• **To be done**: Rewrite the data below, changing every instance of "y-tick-label" to "y-axis-tick-label" and leaving all other text as it is.

● ● ● ● ● ● ●

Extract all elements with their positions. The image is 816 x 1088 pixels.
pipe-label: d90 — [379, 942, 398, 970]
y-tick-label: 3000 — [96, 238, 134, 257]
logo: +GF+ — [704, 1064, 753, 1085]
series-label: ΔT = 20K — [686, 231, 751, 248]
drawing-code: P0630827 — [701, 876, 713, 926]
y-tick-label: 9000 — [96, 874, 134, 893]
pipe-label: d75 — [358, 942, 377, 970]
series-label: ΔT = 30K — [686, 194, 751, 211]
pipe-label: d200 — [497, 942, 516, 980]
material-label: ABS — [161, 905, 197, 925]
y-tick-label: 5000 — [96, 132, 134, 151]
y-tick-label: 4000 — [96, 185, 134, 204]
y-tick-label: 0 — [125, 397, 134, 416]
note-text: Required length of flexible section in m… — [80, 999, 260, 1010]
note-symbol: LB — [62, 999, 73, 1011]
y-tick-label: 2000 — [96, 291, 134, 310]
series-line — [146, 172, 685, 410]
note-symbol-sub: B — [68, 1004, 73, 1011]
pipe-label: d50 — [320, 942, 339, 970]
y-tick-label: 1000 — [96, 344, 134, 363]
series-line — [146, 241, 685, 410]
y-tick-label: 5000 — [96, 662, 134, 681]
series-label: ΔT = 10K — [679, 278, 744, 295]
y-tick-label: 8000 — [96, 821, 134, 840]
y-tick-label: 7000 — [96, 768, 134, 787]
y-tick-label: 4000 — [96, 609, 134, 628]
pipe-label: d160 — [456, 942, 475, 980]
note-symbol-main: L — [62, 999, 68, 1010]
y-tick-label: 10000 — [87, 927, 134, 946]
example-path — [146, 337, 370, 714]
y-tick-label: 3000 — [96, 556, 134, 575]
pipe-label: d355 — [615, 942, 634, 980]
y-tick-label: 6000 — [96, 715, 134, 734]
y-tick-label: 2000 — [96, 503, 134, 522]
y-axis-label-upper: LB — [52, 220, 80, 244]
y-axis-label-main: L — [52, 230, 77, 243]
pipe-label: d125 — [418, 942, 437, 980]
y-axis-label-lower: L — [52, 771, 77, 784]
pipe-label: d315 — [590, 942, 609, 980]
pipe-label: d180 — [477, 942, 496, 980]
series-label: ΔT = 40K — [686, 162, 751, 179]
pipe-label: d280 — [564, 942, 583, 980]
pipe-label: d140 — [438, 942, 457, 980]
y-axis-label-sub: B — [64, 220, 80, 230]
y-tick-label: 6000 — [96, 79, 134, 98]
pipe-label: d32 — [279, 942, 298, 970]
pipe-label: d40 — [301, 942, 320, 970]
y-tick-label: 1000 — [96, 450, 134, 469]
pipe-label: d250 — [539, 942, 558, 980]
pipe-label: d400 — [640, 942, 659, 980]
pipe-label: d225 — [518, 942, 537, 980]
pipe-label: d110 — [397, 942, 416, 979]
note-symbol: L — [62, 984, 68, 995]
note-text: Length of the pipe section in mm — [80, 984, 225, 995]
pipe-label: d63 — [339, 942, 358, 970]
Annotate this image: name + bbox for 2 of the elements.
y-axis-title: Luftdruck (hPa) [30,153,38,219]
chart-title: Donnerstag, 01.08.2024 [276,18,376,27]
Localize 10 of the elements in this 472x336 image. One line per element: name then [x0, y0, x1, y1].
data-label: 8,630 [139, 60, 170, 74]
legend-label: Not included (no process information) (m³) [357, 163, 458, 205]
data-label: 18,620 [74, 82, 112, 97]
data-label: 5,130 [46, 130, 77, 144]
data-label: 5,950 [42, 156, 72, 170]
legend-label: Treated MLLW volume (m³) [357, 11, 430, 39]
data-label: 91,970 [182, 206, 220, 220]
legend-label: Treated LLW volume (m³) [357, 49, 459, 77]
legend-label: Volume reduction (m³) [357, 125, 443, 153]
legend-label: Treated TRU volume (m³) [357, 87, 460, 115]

● ● ● ● ● ● ●

• **Solved problem**:
Extract all elements with their positions. The image is 816 x 1088 pixels.
pipe-label: d90 — [379, 942, 398, 970]
y-axis-tick-label: 3000 — [96, 238, 134, 257]
logo: +GF+ — [704, 1064, 753, 1085]
series-label: ΔT = 20K — [686, 231, 751, 248]
drawing-code: P0630827 — [701, 876, 713, 926]
y-axis-tick-label: 9000 — [96, 874, 134, 893]
pipe-label: d75 — [358, 942, 377, 970]
series-label: ΔT = 30K — [686, 194, 751, 211]
pipe-label: d200 — [497, 942, 516, 980]
material-label: ABS — [161, 905, 197, 925]
y-axis-tick-label: 5000 — [96, 132, 134, 151]
y-axis-tick-label: 4000 — [96, 185, 134, 204]
y-axis-tick-label: 0 — [125, 397, 134, 416]
note-text: Required length of flexible section in m… — [80, 999, 260, 1010]
note-symbol: LB — [62, 999, 73, 1011]
y-axis-tick-label: 2000 — [96, 291, 134, 310]
series-line — [146, 172, 685, 410]
note-symbol-sub: B — [68, 1004, 73, 1011]
pipe-label: d50 — [320, 942, 339, 970]
y-axis-tick-label: 1000 — [96, 344, 134, 363]
series-line — [146, 241, 685, 410]
y-axis-tick-label: 5000 — [96, 662, 134, 681]
series-label: ΔT = 10K — [679, 278, 744, 295]
y-axis-tick-label: 8000 — [96, 821, 134, 840]
y-axis-tick-label: 7000 — [96, 768, 134, 787]
y-axis-tick-label: 4000 — [96, 609, 134, 628]
pipe-label: d160 — [456, 942, 475, 980]
note-symbol-main: L — [62, 999, 68, 1010]
y-axis-tick-label: 10000 — [87, 927, 134, 946]
example-path — [146, 337, 370, 714]
y-axis-tick-label: 3000 — [96, 556, 134, 575]
pipe-label: d355 — [615, 942, 634, 980]
y-axis-tick-label: 6000 — [96, 715, 134, 734]
y-axis-tick-label: 2000 — [96, 503, 134, 522]
y-axis-label-upper: LB — [52, 220, 80, 244]
y-axis-label-main: L — [52, 230, 77, 243]
pipe-label: d125 — [418, 942, 437, 980]
y-axis-label-lower: L — [52, 771, 77, 784]
pipe-label: d315 — [590, 942, 609, 980]
pipe-label: d180 — [477, 942, 496, 980]
series-label: ΔT = 40K — [686, 162, 751, 179]
pipe-label: d280 — [564, 942, 583, 980]
pipe-label: d140 — [438, 942, 457, 980]
y-axis-label-sub: B — [64, 220, 80, 230]
y-axis-tick-label: 6000 — [96, 79, 134, 98]
pipe-label: d32 — [279, 942, 298, 970]
pipe-label: d40 — [301, 942, 320, 970]
y-axis-tick-label: 1000 — [96, 450, 134, 469]
pipe-label: d250 — [539, 942, 558, 980]
pipe-label: d400 — [640, 942, 659, 980]
pipe-label: d225 — [518, 942, 537, 980]
pipe-label: d110 — [397, 942, 416, 979]
note-symbol: L — [62, 984, 68, 995]
note-text: Length of the pipe section in mm — [80, 984, 225, 995]
pipe-label: d63 — [339, 942, 358, 970]
Annotate this image: name + bbox for 2 of the elements.
y-axis-title: Luftdruck (hPa) [30,153,38,219]
chart-title: Donnerstag, 01.08.2024 [276,18,376,27]
Localize 10 of the elements in this 472x336 image. One line per element: name then [x0, y0, x1, y1].
data-label: 8,630 [139, 60, 170, 74]
legend-label: Not included (no process information) (m³) [357, 163, 458, 205]
data-label: 18,620 [74, 82, 112, 97]
data-label: 5,130 [46, 130, 77, 144]
data-label: 5,950 [42, 156, 72, 170]
legend-label: Treated MLLW volume (m³) [357, 11, 430, 39]
data-label: 91,970 [182, 206, 220, 220]
legend-label: Treated LLW volume (m³) [357, 49, 459, 77]
legend-label: Volume reduction (m³) [357, 125, 443, 153]
legend-label: Treated TRU volume (m³) [357, 87, 460, 115]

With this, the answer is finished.